EXERCISE DIRECTIONS:
Reproduce precisely the lines of the material below from the line containing "Read out every word on this page." up to and including its last line. Pictures must not be copied.

— start MATERIAL FOR THIS TASK —

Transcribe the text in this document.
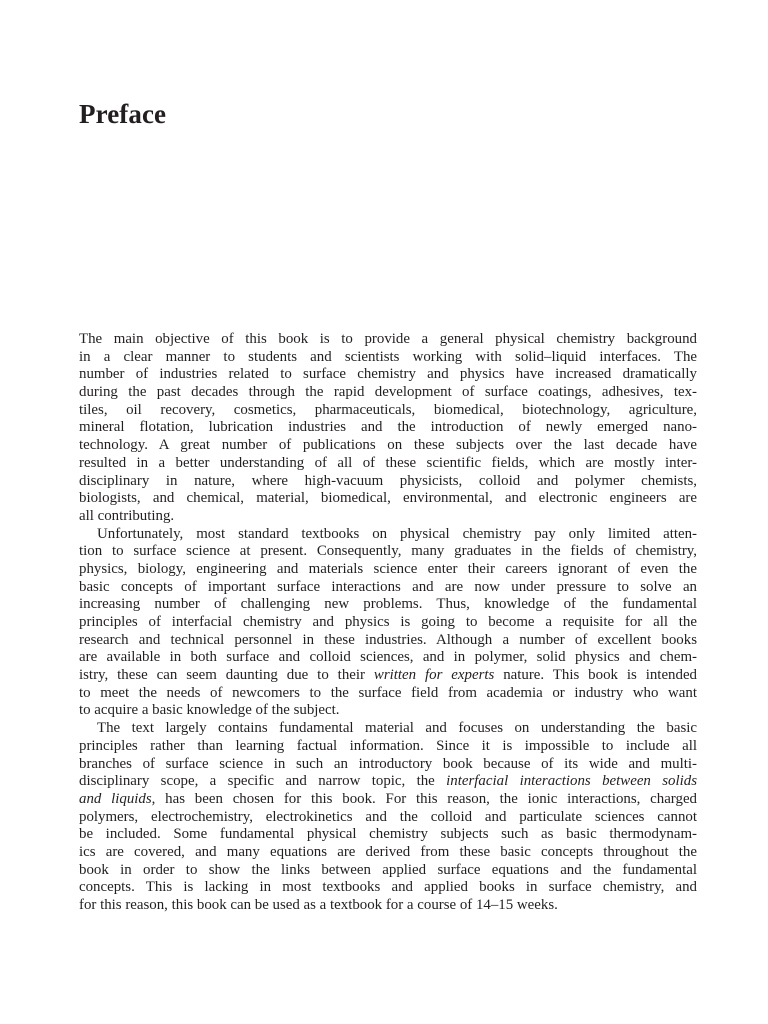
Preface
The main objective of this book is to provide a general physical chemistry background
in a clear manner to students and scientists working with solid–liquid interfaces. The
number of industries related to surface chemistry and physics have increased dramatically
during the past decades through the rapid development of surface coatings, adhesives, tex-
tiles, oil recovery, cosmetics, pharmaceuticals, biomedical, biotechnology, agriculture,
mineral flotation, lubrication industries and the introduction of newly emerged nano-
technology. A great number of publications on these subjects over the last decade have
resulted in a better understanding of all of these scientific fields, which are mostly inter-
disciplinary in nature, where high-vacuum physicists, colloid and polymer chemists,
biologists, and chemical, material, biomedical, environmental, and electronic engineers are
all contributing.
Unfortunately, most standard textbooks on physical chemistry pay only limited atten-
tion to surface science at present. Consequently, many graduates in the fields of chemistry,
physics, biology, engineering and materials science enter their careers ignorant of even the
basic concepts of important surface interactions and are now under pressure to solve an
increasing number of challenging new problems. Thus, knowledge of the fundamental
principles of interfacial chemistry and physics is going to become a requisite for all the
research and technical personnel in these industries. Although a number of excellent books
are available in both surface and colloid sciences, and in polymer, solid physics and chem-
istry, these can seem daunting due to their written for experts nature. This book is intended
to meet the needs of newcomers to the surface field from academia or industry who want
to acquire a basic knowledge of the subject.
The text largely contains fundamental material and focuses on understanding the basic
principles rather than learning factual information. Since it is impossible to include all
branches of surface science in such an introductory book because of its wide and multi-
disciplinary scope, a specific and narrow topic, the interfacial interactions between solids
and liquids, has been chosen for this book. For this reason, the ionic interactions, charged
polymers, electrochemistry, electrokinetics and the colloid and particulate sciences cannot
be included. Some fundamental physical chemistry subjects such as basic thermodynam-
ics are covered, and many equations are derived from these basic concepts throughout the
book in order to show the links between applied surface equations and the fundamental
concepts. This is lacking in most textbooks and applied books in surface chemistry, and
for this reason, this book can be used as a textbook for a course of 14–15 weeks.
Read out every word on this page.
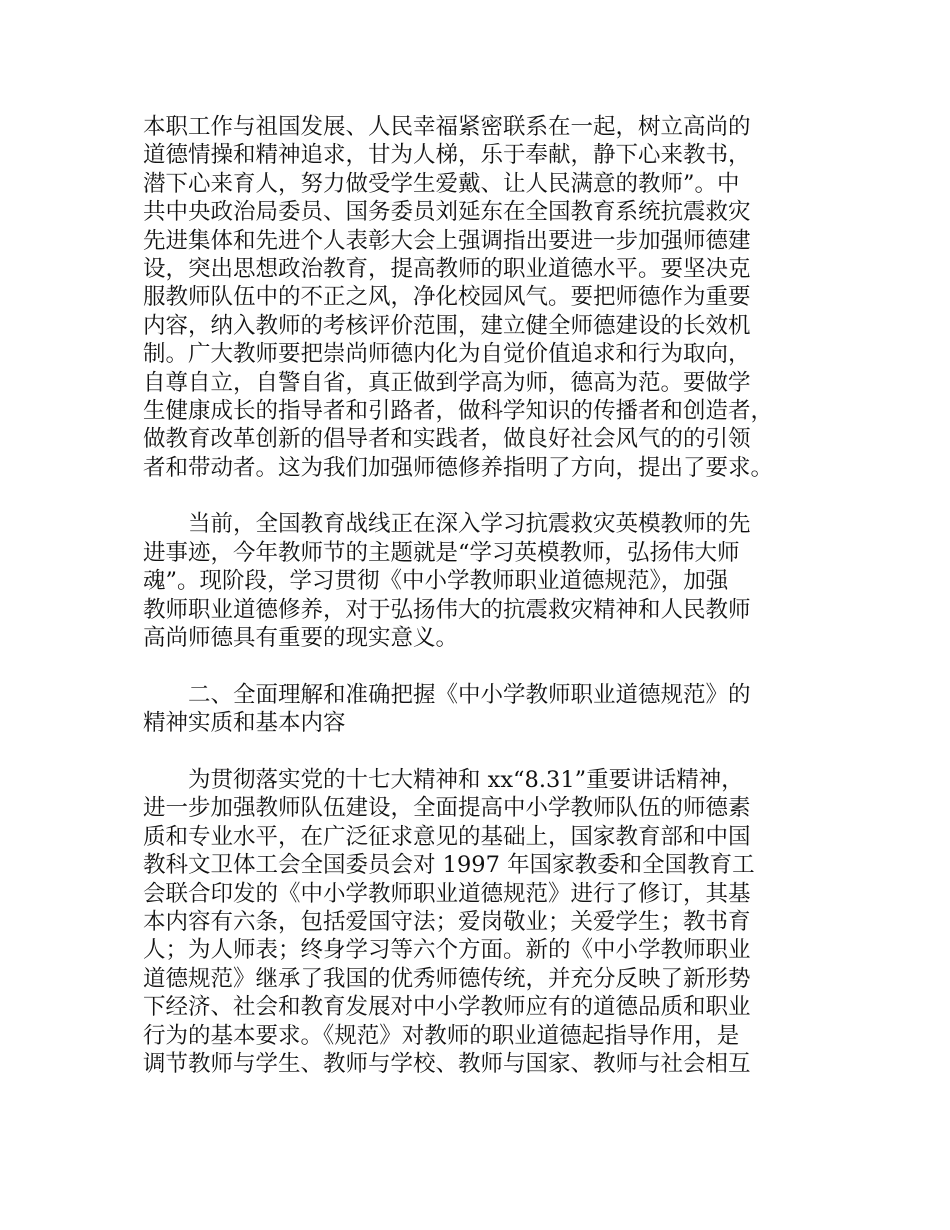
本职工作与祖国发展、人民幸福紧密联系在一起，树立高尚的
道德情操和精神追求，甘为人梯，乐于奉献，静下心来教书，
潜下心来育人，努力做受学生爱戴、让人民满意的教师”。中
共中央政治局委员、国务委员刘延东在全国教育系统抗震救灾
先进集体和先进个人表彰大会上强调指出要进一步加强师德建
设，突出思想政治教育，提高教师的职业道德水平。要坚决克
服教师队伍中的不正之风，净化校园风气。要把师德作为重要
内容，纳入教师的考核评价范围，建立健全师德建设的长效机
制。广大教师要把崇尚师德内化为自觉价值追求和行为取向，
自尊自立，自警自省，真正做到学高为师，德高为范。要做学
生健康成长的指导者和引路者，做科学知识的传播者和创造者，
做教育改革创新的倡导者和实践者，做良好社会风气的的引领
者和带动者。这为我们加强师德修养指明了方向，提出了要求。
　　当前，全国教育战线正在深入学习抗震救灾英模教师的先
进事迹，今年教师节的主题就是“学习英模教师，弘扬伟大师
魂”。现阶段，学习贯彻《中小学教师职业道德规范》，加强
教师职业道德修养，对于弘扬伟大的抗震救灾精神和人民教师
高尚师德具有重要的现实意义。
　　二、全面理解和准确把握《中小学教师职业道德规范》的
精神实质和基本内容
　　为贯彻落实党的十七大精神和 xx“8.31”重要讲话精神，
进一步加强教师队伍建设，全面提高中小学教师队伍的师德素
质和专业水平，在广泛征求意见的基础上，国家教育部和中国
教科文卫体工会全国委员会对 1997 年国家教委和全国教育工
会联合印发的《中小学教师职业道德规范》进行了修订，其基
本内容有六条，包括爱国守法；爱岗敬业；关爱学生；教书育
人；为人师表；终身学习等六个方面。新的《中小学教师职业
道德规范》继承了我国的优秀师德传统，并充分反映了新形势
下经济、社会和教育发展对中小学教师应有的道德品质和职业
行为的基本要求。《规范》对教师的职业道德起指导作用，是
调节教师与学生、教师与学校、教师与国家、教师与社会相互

— end MATERIAL FOR THIS TASK —

EXERCISE ANSWER:
Read out every word on this page.
本职工作与祖国发展、人民幸福紧密联系在一起，树立高尚的
道德情操和精神追求，甘为人梯，乐于奉献，静下心来教书，
潜下心来育人，努力做受学生爱戴、让人民满意的教师”。中
共中央政治局委员、国务委员刘延东在全国教育系统抗震救灾
先进集体和先进个人表彰大会上强调指出要进一步加强师德建
设，突出思想政治教育，提高教师的职业道德水平。要坚决克
服教师队伍中的不正之风，净化校园风气。要把师德作为重要
内容，纳入教师的考核评价范围，建立健全师德建设的长效机
制。广大教师要把崇尚师德内化为自觉价值追求和行为取向，
自尊自立，自警自省，真正做到学高为师，德高为范。要做学
生健康成长的指导者和引路者，做科学知识的传播者和创造者，
做教育改革创新的倡导者和实践者，做良好社会风气的的引领
者和带动者。这为我们加强师德修养指明了方向，提出了要求。
　　当前，全国教育战线正在深入学习抗震救灾英模教师的先
进事迹，今年教师节的主题就是“学习英模教师，弘扬伟大师
魂”。现阶段，学习贯彻《中小学教师职业道德规范》，加强
教师职业道德修养，对于弘扬伟大的抗震救灾精神和人民教师
高尚师德具有重要的现实意义。
　　二、全面理解和准确把握《中小学教师职业道德规范》的
精神实质和基本内容
　　为贯彻落实党的十七大精神和 xx“8.31”重要讲话精神，
进一步加强教师队伍建设，全面提高中小学教师队伍的师德素
质和专业水平，在广泛征求意见的基础上，国家教育部和中国
教科文卫体工会全国委员会对 1997 年国家教委和全国教育工
会联合印发的《中小学教师职业道德规范》进行了修订，其基
本内容有六条，包括爱国守法；爱岗敬业；关爱学生；教书育
人；为人师表；终身学习等六个方面。新的《中小学教师职业
道德规范》继承了我国的优秀师德传统，并充分反映了新形势
下经济、社会和教育发展对中小学教师应有的道德品质和职业
行为的基本要求。《规范》对教师的职业道德起指导作用，是
调节教师与学生、教师与学校、教师与国家、教师与社会相互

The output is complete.